QUÉ SE PIDE |
**A)** Traduce al inglés la siguiente oración del texto sobre la revelación y las fórmulas de fe: «Tampoco el mensaje de Jesús consiste en fórmulas doctrinales.»
**B)** Retoma el texto sobre la revelación y las fórmulas de fe y prolóngalo a partir de su última oración.

Si nos atenemos a la concepción tradicional, y renovada en el Vaticano II, de la revelación como automanifestación de Dios y de su designio salvífico, el contenido de la revelación no es otro que la presencia de Dios a la que el creyente consiente. Ser creyente cristianamente es entonces acoger la revelación de Dios, la revelación que es Dios, comunicándose personalmente a los hombres en Jesucristo y comunicándonos en él su Espíritu. A esta realidad apuntan todas las fórmulas de fe. Estas remiten verdaderamente al Misterio de Dios, pero sin captarlo en su formulación.
Las fórmulas de la fe de Israel no consisten en formulaciones abstractas, doctrinales sobre Dios. Tampoco el mensaje de Jesús consiste en fórmulas doctrinales. Solo en las cartas pastorales comienza a hablarse de afirmaciones, de “segura doctrina” digna de aceptación, de “hermosa doctrina”, que deben ser aceptadas y seguidas (1 Tim 1,15;4,9)
Aún así, la carta de Santiago previene contra el peligro de reducir la fe a la afirmación de una verdad, aunque sea tan central como la relativa a la unicidad de Dios (2,17-19) La escritura se refiere, pues, a un contenido de la fe, pero su núcleo es la confesión de la acción salvífica de Dios, operada en la vida, muerte y resurrección de Jesucristo.
Los primeros concilios mantienen el carácter confesional del contenido de la fe, expresando, por tanto, su referencia inmediata Dios y a la acogida de ese Dios por el creyente. Esta tendencia se prolonga en la ulterior historia de los dogmas.

EXTRACTOS DE LÍNEAS |
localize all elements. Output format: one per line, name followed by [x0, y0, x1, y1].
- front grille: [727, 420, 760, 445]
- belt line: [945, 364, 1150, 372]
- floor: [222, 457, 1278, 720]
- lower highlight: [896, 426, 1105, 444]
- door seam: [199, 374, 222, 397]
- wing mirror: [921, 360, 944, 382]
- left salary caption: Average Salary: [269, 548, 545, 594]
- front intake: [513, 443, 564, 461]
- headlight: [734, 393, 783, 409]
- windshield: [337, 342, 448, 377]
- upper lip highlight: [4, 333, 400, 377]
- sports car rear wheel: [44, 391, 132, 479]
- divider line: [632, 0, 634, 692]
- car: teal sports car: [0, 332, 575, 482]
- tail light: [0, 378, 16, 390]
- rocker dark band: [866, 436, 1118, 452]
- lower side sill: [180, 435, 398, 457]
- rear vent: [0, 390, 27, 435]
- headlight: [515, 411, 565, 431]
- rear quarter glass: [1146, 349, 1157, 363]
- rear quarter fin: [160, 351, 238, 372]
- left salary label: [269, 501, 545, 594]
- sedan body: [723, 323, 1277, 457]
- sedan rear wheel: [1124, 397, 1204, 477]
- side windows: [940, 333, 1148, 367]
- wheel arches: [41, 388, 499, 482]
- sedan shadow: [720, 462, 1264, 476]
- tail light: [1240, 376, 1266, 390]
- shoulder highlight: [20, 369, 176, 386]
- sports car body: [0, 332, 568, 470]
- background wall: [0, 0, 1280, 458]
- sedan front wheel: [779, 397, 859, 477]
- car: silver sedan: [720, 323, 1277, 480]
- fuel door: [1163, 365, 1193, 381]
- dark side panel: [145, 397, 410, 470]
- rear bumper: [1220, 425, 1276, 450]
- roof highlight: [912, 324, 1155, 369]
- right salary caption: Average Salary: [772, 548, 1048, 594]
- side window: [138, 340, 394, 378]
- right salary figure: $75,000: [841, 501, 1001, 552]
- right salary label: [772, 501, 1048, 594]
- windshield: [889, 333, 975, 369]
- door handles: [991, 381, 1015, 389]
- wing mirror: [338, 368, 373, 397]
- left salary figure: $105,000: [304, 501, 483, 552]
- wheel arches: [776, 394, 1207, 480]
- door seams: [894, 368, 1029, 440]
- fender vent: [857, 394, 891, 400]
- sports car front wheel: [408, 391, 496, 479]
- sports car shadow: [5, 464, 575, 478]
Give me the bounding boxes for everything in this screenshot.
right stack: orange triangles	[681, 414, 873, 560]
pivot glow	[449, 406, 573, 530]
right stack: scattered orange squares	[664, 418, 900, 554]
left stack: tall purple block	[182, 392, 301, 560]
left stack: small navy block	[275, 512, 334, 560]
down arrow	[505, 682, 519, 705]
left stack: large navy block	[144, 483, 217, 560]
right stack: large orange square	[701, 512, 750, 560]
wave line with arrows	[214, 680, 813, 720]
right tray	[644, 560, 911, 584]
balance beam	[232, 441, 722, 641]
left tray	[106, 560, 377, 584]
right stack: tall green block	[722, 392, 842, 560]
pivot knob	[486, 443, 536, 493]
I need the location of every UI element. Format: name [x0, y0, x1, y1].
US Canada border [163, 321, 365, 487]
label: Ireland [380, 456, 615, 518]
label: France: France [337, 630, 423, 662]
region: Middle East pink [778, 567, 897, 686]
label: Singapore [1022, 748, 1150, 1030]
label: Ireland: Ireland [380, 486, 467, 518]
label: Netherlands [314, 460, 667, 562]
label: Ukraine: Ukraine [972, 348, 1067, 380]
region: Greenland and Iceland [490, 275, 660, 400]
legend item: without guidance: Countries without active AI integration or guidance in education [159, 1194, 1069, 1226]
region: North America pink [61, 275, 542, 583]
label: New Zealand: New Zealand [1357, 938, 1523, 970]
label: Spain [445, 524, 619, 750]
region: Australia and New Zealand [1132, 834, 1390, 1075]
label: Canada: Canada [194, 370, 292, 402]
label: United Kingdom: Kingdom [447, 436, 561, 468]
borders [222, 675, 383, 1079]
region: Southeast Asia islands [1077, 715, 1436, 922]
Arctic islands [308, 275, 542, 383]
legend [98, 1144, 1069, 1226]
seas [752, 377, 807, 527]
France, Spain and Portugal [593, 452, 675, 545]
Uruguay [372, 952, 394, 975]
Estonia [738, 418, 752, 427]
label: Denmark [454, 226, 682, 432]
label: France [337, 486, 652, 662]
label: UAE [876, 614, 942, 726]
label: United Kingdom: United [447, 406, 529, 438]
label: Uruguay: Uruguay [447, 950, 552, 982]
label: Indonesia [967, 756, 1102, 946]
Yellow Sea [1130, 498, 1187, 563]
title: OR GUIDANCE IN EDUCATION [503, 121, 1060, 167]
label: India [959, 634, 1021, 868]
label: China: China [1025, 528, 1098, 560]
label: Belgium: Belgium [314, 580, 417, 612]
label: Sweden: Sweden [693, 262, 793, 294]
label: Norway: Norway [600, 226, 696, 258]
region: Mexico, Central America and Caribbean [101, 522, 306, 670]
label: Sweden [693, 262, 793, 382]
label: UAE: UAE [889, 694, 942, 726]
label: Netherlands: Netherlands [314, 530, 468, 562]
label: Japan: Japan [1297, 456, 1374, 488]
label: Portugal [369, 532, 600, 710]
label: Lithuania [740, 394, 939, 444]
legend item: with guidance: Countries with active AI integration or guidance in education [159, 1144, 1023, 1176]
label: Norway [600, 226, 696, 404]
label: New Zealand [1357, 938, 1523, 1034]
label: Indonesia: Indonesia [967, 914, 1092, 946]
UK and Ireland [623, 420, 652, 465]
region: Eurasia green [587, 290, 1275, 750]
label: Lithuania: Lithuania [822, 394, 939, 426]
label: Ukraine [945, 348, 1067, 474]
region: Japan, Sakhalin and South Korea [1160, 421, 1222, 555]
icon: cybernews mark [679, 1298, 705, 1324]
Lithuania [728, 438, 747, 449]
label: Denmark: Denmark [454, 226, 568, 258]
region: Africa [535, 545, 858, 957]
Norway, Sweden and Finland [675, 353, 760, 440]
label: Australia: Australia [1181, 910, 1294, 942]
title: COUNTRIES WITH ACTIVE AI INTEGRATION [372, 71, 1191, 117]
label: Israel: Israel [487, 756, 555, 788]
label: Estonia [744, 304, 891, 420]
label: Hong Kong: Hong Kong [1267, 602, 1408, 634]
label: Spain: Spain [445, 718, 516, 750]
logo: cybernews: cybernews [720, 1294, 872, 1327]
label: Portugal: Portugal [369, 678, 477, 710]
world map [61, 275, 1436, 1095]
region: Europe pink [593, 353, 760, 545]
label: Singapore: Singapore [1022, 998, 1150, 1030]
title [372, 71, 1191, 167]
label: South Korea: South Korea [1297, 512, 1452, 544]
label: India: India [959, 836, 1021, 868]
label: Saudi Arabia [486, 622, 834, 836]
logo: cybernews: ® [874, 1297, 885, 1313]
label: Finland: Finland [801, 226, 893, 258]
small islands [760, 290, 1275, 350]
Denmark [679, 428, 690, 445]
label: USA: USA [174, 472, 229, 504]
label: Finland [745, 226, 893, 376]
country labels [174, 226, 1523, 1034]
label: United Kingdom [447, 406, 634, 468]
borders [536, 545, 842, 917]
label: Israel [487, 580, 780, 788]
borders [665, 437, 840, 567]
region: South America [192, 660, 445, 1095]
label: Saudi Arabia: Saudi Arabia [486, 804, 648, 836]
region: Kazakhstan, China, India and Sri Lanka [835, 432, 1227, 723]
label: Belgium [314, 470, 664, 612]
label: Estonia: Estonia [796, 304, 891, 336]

TAREAS RESUELTAS |
**A)** Nor does the message of Jesus consist of doctrinal formulas.

**B)**
En los concilios de Nicea (325) y Constantinopla (381) se decía “nosotros creemos” o “nosotros confesamos”; en Calcedonia (451) y en los posteriores se dice “nosotros enseñamos que se debe confesar”. Con esto, la confesión histórico-salvífica se convierte en la doctrina ortodoxa; la fórmula confesional, en fórmula dogmática. Esta tendencia se prolonga en la ulterior historia de los dogmas y el contenido unitario de la fe se desarrolla en sus aspectos particulares, en sus implicaciones y conclusiones, dando lugar a la introducción junto al contenido de la fe, de las explicaciones teológicas ortodoxas, contra las explicaciones heréticas. Este proceso es considerado por W. Kasper “una verdadera amenaza” para la fe, cuyo contenido va convirtiéndose cada vez más “en la multitud de sus artículos”
El peligro es que el acto de creer se puede reducir a la afirmación de las verdades con las consecuencias negativas para la fe que eso comporta. Siguiendo la advertencia del decreto sobre el ecumenismo sobre “el orden o jerarquía de las verdades de la doctrina católica”, se buscan formulaciones abreviadas, tal como la confesión de que “Dios en Jesucristo ofrece salvación y esperanza para todos los seres humanos”. Porque “quien sostenga y confiese que Dios en Jesucristo es salvación, esperanza y paz para todos los hombres, y quien se comprometa con esto a hacerse signo de esperanza y paz para todos los demás……. cree y confiesa toda la fe, porque esta fe no es una suma de enunciados, sino la totalidad de una figura, Jesús el Cristo” ( W. Kasper) (Pag. 47,48,49,50,51)
Dimensión eclesial de la fe cristiana.
En todos los símbolos de la fe cristiana, después de confesar que creemos en Dios, confesamos creer en la Iglesia. La expresión no significa que la Iglesia sea, como Dios, término de la actitud creyente. La fe, teologal en su término, es eclesial en su forma de realización. Es la misma Madre Iglesia la que cree. Llevando y sosteniendo mi fe personal está la Iglesia.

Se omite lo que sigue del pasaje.